[Start]

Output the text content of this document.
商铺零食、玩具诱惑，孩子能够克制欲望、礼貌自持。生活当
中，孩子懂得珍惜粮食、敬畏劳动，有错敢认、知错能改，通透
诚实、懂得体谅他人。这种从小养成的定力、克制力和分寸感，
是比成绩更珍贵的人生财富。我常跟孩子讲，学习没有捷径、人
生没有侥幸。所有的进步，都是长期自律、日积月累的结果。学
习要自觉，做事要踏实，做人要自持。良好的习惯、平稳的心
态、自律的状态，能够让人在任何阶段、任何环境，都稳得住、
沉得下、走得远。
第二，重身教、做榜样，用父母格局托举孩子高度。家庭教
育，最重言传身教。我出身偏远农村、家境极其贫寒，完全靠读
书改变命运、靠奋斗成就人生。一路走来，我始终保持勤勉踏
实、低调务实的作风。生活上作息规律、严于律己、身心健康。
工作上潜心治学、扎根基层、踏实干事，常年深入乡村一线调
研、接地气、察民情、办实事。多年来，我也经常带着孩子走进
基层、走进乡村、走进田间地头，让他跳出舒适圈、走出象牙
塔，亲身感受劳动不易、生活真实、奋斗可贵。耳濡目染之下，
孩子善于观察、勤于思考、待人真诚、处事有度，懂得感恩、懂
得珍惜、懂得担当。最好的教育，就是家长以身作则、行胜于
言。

[End]

The exercise =>
Could you quote the material above in full, exactly as it stands?

Reply to the task =>
Output the text content of this document.
商铺零食、玩具诱惑，孩子能够克制欲望、礼貌自持。生活当
中，孩子懂得珍惜粮食、敬畏劳动，有错敢认、知错能改，通透
诚实、懂得体谅他人。这种从小养成的定力、克制力和分寸感，
是比成绩更珍贵的人生财富。我常跟孩子讲，学习没有捷径、人
生没有侥幸。所有的进步，都是长期自律、日积月累的结果。学
习要自觉，做事要踏实，做人要自持。良好的习惯、平稳的心
态、自律的状态，能够让人在任何阶段、任何环境，都稳得住、
沉得下、走得远。
第二，重身教、做榜样，用父母格局托举孩子高度。家庭教
育，最重言传身教。我出身偏远农村、家境极其贫寒，完全靠读
书改变命运、靠奋斗成就人生。一路走来，我始终保持勤勉踏
实、低调务实的作风。生活上作息规律、严于律己、身心健康。
工作上潜心治学、扎根基层、踏实干事，常年深入乡村一线调
研、接地气、察民情、办实事。多年来，我也经常带着孩子走进
基层、走进乡村、走进田间地头，让他跳出舒适圈、走出象牙
塔，亲身感受劳动不易、生活真实、奋斗可贵。耳濡目染之下，
孩子善于观察、勤于思考、待人真诚、处事有度，懂得感恩、懂
得珍惜、懂得担当。最好的教育，就是家长以身作则、行胜于
言。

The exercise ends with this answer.